Please print the listing below line for line, with every character unchanged.

--------------------

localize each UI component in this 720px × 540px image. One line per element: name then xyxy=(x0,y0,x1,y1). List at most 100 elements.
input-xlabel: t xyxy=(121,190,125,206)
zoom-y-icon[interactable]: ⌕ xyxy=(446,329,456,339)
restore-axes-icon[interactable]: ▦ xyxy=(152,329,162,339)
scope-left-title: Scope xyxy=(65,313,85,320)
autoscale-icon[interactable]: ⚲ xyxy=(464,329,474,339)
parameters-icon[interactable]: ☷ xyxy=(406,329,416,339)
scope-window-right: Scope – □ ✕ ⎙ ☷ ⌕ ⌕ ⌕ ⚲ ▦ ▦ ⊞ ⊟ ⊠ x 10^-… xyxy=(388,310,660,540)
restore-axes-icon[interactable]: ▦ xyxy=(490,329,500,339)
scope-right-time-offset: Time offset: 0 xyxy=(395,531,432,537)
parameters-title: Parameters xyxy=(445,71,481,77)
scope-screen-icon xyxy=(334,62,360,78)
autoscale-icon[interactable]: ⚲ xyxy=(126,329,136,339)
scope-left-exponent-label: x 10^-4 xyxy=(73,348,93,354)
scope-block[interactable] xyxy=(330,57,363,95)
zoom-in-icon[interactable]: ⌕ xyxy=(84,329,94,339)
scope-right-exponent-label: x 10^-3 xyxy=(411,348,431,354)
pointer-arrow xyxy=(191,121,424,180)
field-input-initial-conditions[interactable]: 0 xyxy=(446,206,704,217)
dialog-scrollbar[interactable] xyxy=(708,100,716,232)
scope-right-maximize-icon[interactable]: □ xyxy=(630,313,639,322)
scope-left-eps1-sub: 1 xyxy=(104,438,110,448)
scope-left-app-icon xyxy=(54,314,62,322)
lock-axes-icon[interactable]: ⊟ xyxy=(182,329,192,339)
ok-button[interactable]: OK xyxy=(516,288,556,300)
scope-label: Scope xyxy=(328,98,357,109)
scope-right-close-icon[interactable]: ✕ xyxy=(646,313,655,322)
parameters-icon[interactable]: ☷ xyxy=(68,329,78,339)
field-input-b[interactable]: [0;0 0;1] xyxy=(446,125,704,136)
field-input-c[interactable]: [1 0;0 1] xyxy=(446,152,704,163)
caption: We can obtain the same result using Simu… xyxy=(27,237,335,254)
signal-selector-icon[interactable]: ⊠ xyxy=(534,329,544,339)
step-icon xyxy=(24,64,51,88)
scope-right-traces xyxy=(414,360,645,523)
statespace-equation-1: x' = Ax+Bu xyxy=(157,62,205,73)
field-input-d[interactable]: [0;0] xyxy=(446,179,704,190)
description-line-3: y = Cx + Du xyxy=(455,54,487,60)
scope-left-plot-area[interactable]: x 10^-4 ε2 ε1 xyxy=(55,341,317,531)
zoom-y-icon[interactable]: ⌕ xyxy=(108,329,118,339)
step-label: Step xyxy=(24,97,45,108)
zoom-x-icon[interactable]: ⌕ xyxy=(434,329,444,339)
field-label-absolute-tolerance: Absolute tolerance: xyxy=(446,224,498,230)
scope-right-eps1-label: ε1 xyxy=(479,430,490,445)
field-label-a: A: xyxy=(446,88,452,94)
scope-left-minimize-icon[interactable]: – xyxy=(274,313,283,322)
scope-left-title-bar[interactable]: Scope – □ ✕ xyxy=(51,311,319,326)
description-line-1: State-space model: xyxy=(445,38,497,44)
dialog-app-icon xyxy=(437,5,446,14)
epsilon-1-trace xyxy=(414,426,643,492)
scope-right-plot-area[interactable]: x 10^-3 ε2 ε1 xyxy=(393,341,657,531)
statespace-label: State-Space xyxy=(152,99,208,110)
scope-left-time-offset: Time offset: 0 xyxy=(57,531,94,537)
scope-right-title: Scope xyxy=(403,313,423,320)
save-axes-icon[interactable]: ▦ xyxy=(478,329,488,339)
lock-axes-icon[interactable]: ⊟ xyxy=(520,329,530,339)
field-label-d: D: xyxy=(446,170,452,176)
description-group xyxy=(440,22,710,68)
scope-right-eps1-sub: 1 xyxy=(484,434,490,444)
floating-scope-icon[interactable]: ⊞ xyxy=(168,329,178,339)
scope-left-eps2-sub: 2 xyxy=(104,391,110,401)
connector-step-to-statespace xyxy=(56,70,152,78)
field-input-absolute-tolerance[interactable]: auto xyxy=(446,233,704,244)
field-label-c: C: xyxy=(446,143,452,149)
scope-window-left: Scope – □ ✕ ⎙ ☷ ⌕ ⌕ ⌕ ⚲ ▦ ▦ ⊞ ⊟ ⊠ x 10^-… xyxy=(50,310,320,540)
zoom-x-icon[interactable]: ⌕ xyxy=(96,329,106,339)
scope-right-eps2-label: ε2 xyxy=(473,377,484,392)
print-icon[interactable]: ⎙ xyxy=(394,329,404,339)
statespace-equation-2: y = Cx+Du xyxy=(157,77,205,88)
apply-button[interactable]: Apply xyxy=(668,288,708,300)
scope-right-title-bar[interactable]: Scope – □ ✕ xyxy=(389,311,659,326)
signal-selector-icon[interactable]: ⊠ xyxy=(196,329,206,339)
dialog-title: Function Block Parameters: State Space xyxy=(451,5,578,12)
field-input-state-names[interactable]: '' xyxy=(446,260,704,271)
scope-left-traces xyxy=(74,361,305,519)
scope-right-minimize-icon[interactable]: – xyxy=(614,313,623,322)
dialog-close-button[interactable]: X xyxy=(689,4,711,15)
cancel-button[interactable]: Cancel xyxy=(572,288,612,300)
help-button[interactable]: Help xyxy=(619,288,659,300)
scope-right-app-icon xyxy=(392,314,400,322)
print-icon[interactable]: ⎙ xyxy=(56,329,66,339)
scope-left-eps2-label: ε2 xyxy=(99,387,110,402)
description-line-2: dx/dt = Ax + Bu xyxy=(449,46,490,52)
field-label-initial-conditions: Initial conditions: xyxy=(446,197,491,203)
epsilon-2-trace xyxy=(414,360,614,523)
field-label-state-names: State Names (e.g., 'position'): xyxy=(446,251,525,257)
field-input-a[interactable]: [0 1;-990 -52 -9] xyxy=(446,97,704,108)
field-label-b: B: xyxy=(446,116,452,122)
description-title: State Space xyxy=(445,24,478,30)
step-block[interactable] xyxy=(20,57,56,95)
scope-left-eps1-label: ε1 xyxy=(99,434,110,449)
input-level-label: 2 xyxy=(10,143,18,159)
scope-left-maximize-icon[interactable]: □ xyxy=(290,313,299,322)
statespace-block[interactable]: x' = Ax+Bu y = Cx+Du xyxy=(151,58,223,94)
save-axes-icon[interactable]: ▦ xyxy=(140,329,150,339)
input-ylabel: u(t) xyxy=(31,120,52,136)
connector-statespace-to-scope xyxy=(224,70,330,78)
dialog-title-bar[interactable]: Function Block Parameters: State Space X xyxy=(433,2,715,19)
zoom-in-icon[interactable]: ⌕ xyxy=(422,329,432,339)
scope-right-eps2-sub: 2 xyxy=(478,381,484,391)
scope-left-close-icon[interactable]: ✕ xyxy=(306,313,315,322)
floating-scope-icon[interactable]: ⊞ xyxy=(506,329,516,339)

--------------------

Response to the task:
localize each UI component in this 720px × 540px image. One line per element: name then xyxy=(x0,y0,x1,y1). List at most 100 elements.
input-xlabel: t xyxy=(121,190,125,206)
zoom-y-icon[interactable]: ⌕ xyxy=(446,329,456,339)
restore-axes-icon[interactable]: ▦ xyxy=(152,329,162,339)
scope-left-title: Scope xyxy=(65,313,85,320)
autoscale-icon[interactable]: ⚲ xyxy=(464,329,474,339)
parameters-icon[interactable]: ☷ xyxy=(406,329,416,339)
scope-window-right: Scope – □ ✕ ⎙ ☷ ⌕ ⌕ ⌕ ⚲ ▦ ▦ ⊞ ⊟ ⊠ x 10^-… xyxy=(388,310,660,540)
restore-axes-icon[interactable]: ▦ xyxy=(490,329,500,339)
scope-right-time-offset: Time offset: 0 xyxy=(395,531,432,537)
parameters-title: Parameters xyxy=(445,71,481,77)
scope-screen-icon xyxy=(334,62,360,78)
autoscale-icon[interactable]: ⚲ xyxy=(126,329,136,339)
scope-left-exponent-label: x 10^-4 xyxy=(73,348,93,354)
scope-block[interactable] xyxy=(330,57,363,95)
zoom-in-icon[interactable]: ⌕ xyxy=(84,329,94,339)
scope-right-exponent-label: x 10^-3 xyxy=(411,348,431,354)
pointer-arrow xyxy=(191,121,424,180)
field-input-initial-conditions[interactable]: 0 xyxy=(446,206,704,217)
dialog-scrollbar[interactable] xyxy=(708,100,716,232)
scope-right-maximize-icon[interactable]: □ xyxy=(630,313,639,322)
scope-left-eps1-sub: 1 xyxy=(104,438,110,448)
scope-left-app-icon xyxy=(54,314,62,322)
lock-axes-icon[interactable]: ⊟ xyxy=(182,329,192,339)
ok-button[interactable]: OK xyxy=(516,288,556,300)
scope-label: Scope xyxy=(328,98,357,109)
scope-right-close-icon[interactable]: ✕ xyxy=(646,313,655,322)
parameters-icon[interactable]: ☷ xyxy=(68,329,78,339)
field-input-b[interactable]: [0;0 0;1] xyxy=(446,125,704,136)
field-input-c[interactable]: [1 0;0 1] xyxy=(446,152,704,163)
caption: We can obtain the same result using Simu… xyxy=(27,237,335,254)
signal-selector-icon[interactable]: ⊠ xyxy=(534,329,544,339)
step-icon xyxy=(24,64,51,88)
scope-right-traces xyxy=(414,360,645,523)
statespace-equation-1: x' = Ax+Bu xyxy=(157,62,205,73)
field-input-d[interactable]: [0;0] xyxy=(446,179,704,190)
description-line-3: y = Cx + Du xyxy=(455,54,487,60)
scope-left-plot-area[interactable]: x 10^-4 ε2 ε1 xyxy=(55,341,317,531)
zoom-y-icon[interactable]: ⌕ xyxy=(108,329,118,339)
step-label: Step xyxy=(24,97,45,108)
zoom-x-icon[interactable]: ⌕ xyxy=(434,329,444,339)
field-label-absolute-tolerance: Absolute tolerance: xyxy=(446,224,498,230)
scope-right-eps1-label: ε1 xyxy=(479,430,490,445)
field-label-a: A: xyxy=(446,88,452,94)
scope-left-minimize-icon[interactable]: – xyxy=(274,313,283,322)
scope-left-title-bar[interactable]: Scope – □ ✕ xyxy=(51,311,319,326)
description-line-1: State-space model: xyxy=(445,38,497,44)
dialog-app-icon xyxy=(437,5,446,14)
epsilon-1-trace xyxy=(414,426,643,492)
scope-right-plot-area[interactable]: x 10^-3 ε2 ε1 xyxy=(393,341,657,531)
statespace-label: State-Space xyxy=(152,99,208,110)
scope-left-time-offset: Time offset: 0 xyxy=(57,531,94,537)
scope-right-title: Scope xyxy=(403,313,423,320)
save-axes-icon[interactable]: ▦ xyxy=(478,329,488,339)
lock-axes-icon[interactable]: ⊟ xyxy=(520,329,530,339)
field-label-d: D: xyxy=(446,170,452,176)
description-group xyxy=(440,22,710,68)
scope-right-eps1-sub: 1 xyxy=(484,434,490,444)
floating-scope-icon[interactable]: ⊞ xyxy=(168,329,178,339)
scope-left-eps2-sub: 2 xyxy=(104,391,110,401)
connector-step-to-statespace xyxy=(56,70,152,78)
field-input-absolute-tolerance[interactable]: auto xyxy=(446,233,704,244)
field-label-c: C: xyxy=(446,143,452,149)
scope-window-left: Scope – □ ✕ ⎙ ☷ ⌕ ⌕ ⌕ ⚲ ▦ ▦ ⊞ ⊟ ⊠ x 10^-… xyxy=(50,310,320,540)
zoom-x-icon[interactable]: ⌕ xyxy=(96,329,106,339)
scope-right-eps2-label: ε2 xyxy=(473,377,484,392)
print-icon[interactable]: ⎙ xyxy=(394,329,404,339)
statespace-equation-2: y = Cx+Du xyxy=(157,77,205,88)
apply-button[interactable]: Apply xyxy=(668,288,708,300)
scope-right-title-bar[interactable]: Scope – □ ✕ xyxy=(389,311,659,326)
signal-selector-icon[interactable]: ⊠ xyxy=(196,329,206,339)
dialog-title: Function Block Parameters: State Space xyxy=(451,5,578,12)
field-input-state-names[interactable]: '' xyxy=(446,260,704,271)
scope-left-traces xyxy=(74,361,305,519)
scope-right-minimize-icon[interactable]: – xyxy=(614,313,623,322)
dialog-close-button[interactable]: X xyxy=(689,4,711,15)
cancel-button[interactable]: Cancel xyxy=(572,288,612,300)
help-button[interactable]: Help xyxy=(619,288,659,300)
scope-right-app-icon xyxy=(392,314,400,322)
print-icon[interactable]: ⎙ xyxy=(56,329,66,339)
scope-left-eps2-label: ε2 xyxy=(99,387,110,402)
description-line-2: dx/dt = Ax + Bu xyxy=(449,46,490,52)
field-label-initial-conditions: Initial conditions: xyxy=(446,197,491,203)
epsilon-2-trace xyxy=(414,360,614,523)
field-label-state-names: State Names (e.g., 'position'): xyxy=(446,251,525,257)
field-input-a[interactable]: [0 1;-990 -52 -9] xyxy=(446,97,704,108)
field-label-b: B: xyxy=(446,116,452,122)
description-title: State Space xyxy=(445,24,478,30)
step-block[interactable] xyxy=(20,57,56,95)
scope-left-eps1-label: ε1 xyxy=(99,434,110,449)
input-level-label: 2 xyxy=(10,143,18,159)
scope-left-maximize-icon[interactable]: □ xyxy=(290,313,299,322)
statespace-block[interactable]: x' = Ax+Bu y = Cx+Du xyxy=(151,58,223,94)
save-axes-icon[interactable]: ▦ xyxy=(140,329,150,339)
input-ylabel: u(t) xyxy=(31,120,52,136)
connector-statespace-to-scope xyxy=(224,70,330,78)
dialog-title-bar[interactable]: Function Block Parameters: State Space X xyxy=(433,2,715,19)
zoom-in-icon[interactable]: ⌕ xyxy=(422,329,432,339)
scope-right-eps2-sub: 2 xyxy=(478,381,484,391)
scope-left-close-icon[interactable]: ✕ xyxy=(306,313,315,322)
floating-scope-icon[interactable]: ⊞ xyxy=(506,329,516,339)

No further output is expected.